What the task asks:
Repeat the listing in full. Nothing may be added or left out.
──────────────────────────────
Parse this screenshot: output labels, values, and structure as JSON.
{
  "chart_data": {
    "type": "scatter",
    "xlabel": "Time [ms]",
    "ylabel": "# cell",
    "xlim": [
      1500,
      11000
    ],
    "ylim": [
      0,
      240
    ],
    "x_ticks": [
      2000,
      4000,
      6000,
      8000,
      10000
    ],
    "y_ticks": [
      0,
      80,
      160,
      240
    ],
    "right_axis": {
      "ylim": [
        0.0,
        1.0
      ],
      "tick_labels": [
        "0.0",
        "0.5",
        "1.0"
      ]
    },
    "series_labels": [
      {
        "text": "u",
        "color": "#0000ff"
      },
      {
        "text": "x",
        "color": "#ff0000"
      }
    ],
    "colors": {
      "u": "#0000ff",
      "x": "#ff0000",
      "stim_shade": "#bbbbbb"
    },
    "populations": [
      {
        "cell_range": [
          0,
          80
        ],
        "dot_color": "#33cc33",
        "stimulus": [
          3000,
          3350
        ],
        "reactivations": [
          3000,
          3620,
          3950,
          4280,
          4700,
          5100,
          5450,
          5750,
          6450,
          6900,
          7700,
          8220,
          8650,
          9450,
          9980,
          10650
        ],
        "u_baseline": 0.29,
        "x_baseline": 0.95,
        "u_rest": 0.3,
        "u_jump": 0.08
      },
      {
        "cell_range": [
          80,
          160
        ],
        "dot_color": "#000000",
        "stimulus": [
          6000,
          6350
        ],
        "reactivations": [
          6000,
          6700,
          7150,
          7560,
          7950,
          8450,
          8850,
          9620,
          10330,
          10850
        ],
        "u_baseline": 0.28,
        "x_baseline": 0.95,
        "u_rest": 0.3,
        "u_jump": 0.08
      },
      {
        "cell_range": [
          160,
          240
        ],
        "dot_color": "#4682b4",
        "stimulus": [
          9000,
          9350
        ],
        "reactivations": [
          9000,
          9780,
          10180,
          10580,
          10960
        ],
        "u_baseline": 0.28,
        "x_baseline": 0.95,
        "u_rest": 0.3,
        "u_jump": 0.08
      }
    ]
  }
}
──────────────────────────────
Task answer:
Parse this screenshot: output labels, values, and structure as JSON.
{
  "chart_data": {
    "type": "scatter",
    "xlabel": "Time [ms]",
    "ylabel": "# cell",
    "xlim": [
      1500,
      11000
    ],
    "ylim": [
      0,
      240
    ],
    "x_ticks": [
      2000,
      4000,
      6000,
      8000,
      10000
    ],
    "y_ticks": [
      0,
      80,
      160,
      240
    ],
    "right_axis": {
      "ylim": [
        0.0,
        1.0
      ],
      "tick_labels": [
        "0.0",
        "0.5",
        "1.0"
      ]
    },
    "series_labels": [
      {
        "text": "u",
        "color": "#0000ff"
      },
      {
        "text": "x",
        "color": "#ff0000"
      }
    ],
    "colors": {
      "u": "#0000ff",
      "x": "#ff0000",
      "stim_shade": "#bbbbbb"
    },
    "populations": [
      {
        "cell_range": [
          0,
          80
        ],
        "dot_color": "#33cc33",
        "stimulus": [
          3000,
          3350
        ],
        "reactivations": [
          3000,
          3620,
          3950,
          4280,
          4700,
          5100,
          5450,
          5750,
          6450,
          6900,
          7700,
          8220,
          8650,
          9450,
          9980,
          10650
        ],
        "u_baseline": 0.29,
        "x_baseline": 0.95,
        "u_rest": 0.3,
        "u_jump": 0.08
      },
      {
        "cell_range": [
          80,
          160
        ],
        "dot_color": "#000000",
        "stimulus": [
          6000,
          6350
        ],
        "reactivations": [
          6000,
          6700,
          7150,
          7560,
          7950,
          8450,
          8850,
          9620,
          10330,
          10850
        ],
        "u_baseline": 0.28,
        "x_baseline": 0.95,
        "u_rest": 0.3,
        "u_jump": 0.08
      },
      {
        "cell_range": [
          160,
          240
        ],
        "dot_color": "#4682b4",
        "stimulus": [
          9000,
          9350
        ],
        "reactivations": [
          9000,
          9780,
          10180,
          10580,
          10960
        ],
        "u_baseline": 0.28,
        "x_baseline": 0.95,
        "u_rest": 0.3,
        "u_jump": 0.08
      }
    ]
  }
}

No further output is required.